[What the exercise asks] Skip every picture and copy only the lines from the one containing "Extract all readable text from this page." to the final line of the records below.

[Provided records]
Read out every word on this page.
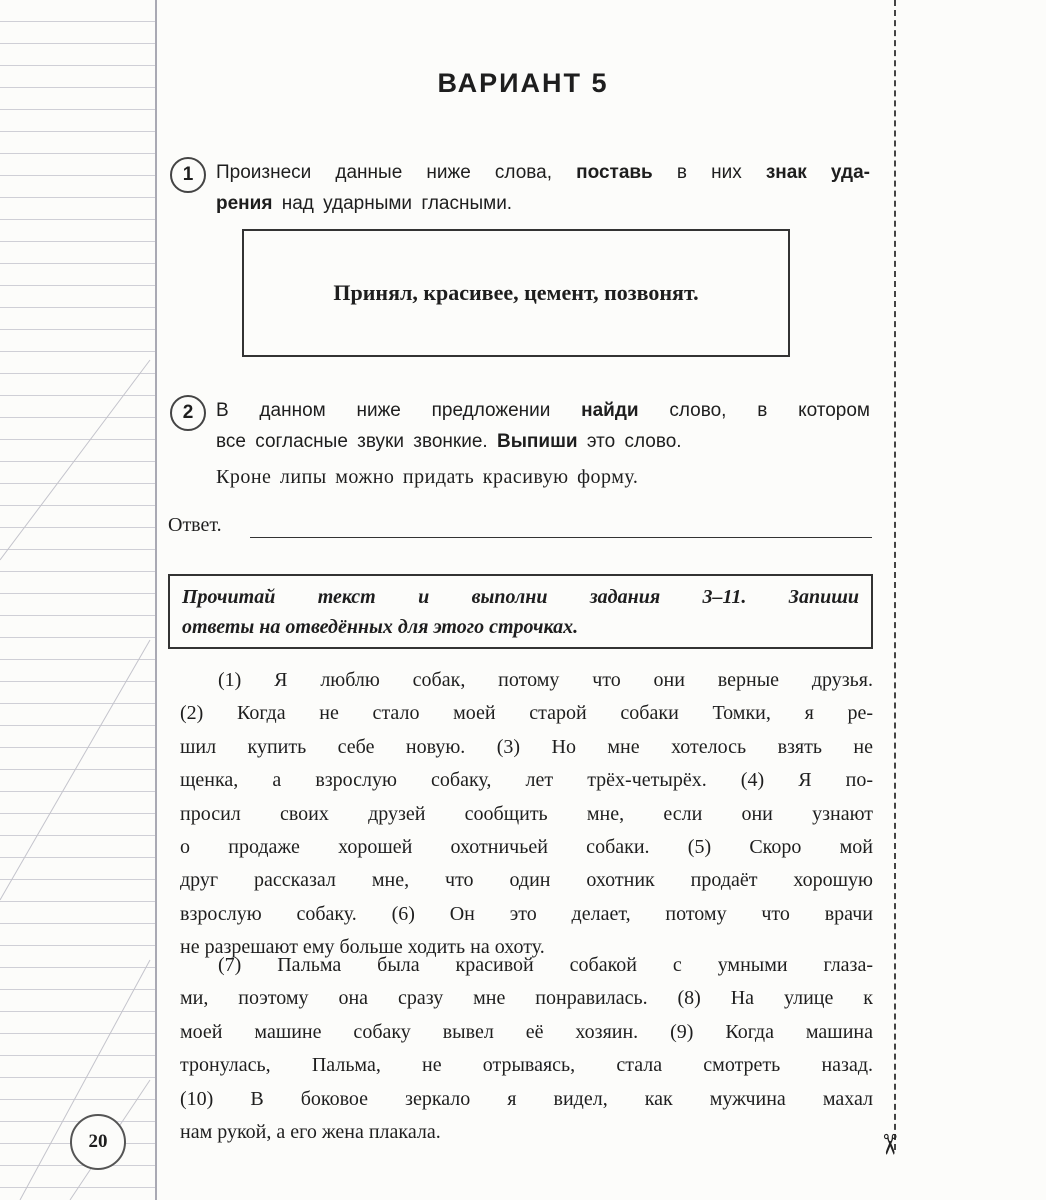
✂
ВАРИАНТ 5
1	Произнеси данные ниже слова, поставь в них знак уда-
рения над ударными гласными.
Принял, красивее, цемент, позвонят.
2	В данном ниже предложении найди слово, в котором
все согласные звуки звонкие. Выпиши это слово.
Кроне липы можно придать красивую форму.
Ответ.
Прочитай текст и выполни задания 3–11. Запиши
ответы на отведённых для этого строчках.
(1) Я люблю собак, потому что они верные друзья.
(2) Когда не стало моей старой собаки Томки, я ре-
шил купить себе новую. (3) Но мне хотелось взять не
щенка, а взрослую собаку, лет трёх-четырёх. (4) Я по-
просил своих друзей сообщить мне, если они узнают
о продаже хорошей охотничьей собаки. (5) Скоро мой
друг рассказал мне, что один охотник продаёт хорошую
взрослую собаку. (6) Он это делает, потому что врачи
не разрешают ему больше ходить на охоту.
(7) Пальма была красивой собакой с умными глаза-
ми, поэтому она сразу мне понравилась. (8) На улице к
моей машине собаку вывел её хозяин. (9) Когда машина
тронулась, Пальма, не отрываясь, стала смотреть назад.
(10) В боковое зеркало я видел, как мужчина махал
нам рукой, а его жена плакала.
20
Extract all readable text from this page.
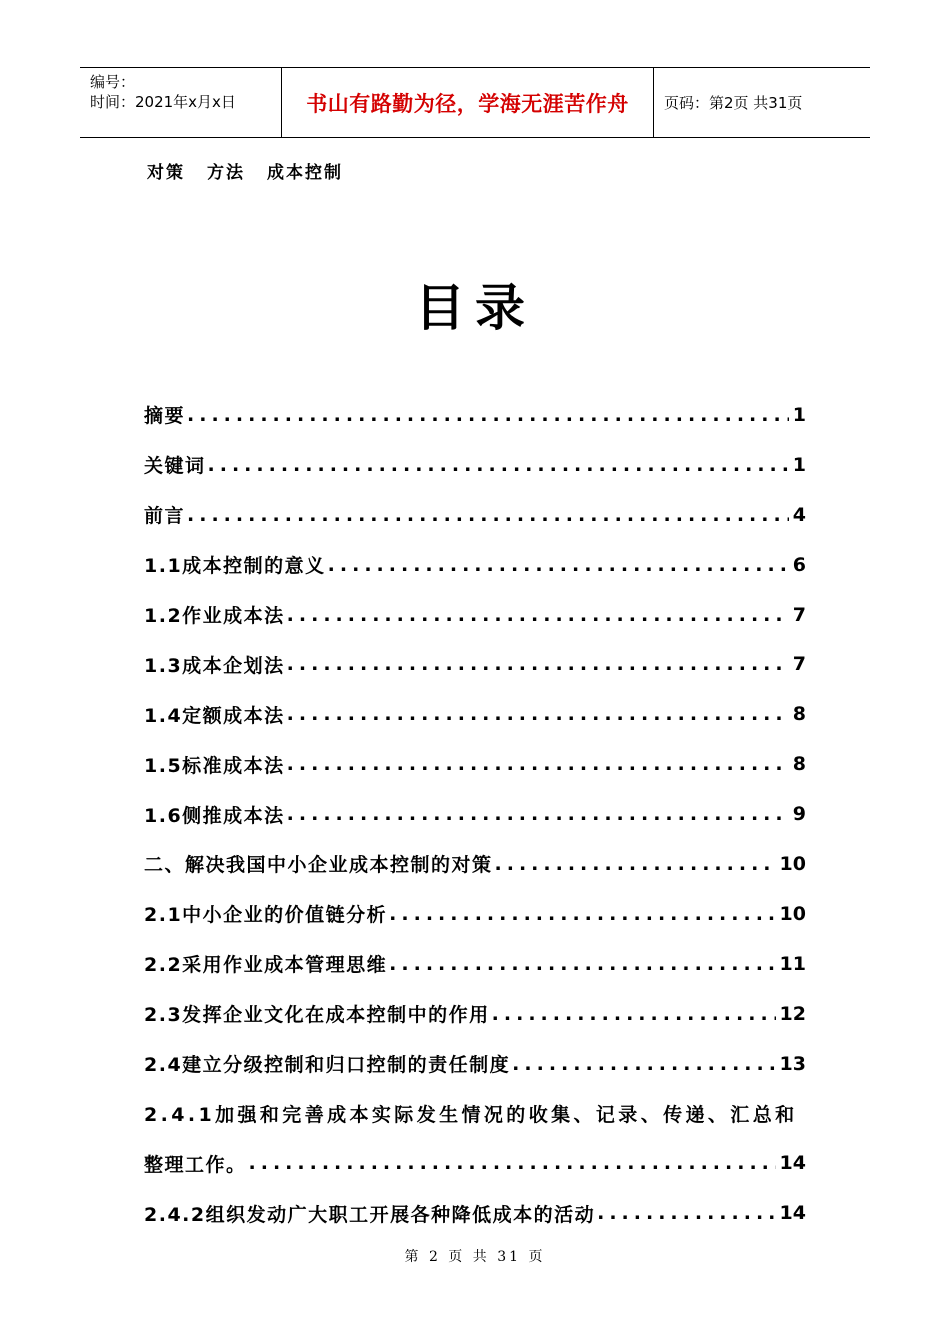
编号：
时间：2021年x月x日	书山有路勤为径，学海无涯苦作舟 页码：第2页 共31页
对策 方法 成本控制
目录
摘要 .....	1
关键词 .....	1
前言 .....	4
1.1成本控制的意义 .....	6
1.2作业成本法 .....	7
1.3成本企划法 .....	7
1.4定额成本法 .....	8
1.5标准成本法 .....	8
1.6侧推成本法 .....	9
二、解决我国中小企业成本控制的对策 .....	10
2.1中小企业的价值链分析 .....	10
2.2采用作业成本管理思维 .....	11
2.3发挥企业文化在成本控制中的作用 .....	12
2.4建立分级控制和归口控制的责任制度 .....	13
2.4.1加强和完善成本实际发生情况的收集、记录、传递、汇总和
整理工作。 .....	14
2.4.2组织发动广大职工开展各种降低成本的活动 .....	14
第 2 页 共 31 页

[Exercise solution]
Extract all readable text from this page.
编号：
时间：2021年x月x日	书山有路勤为径，学海无涯苦作舟 页码：第2页 共31页
对策 方法 成本控制
目录
摘要 .....	1
关键词 .....	1
前言 .....	4
1.1成本控制的意义 .....	6
1.2作业成本法 .....	7
1.3成本企划法 .....	7
1.4定额成本法 .....	8
1.5标准成本法 .....	8
1.6侧推成本法 .....	9
二、解决我国中小企业成本控制的对策 .....	10
2.1中小企业的价值链分析 .....	10
2.2采用作业成本管理思维 .....	11
2.3发挥企业文化在成本控制中的作用 .....	12
2.4建立分级控制和归口控制的责任制度 .....	13
2.4.1加强和完善成本实际发生情况的收集、记录、传递、汇总和
整理工作。 .....	14
2.4.2组织发动广大职工开展各种降低成本的活动 .....	14
第 2 页 共 31 页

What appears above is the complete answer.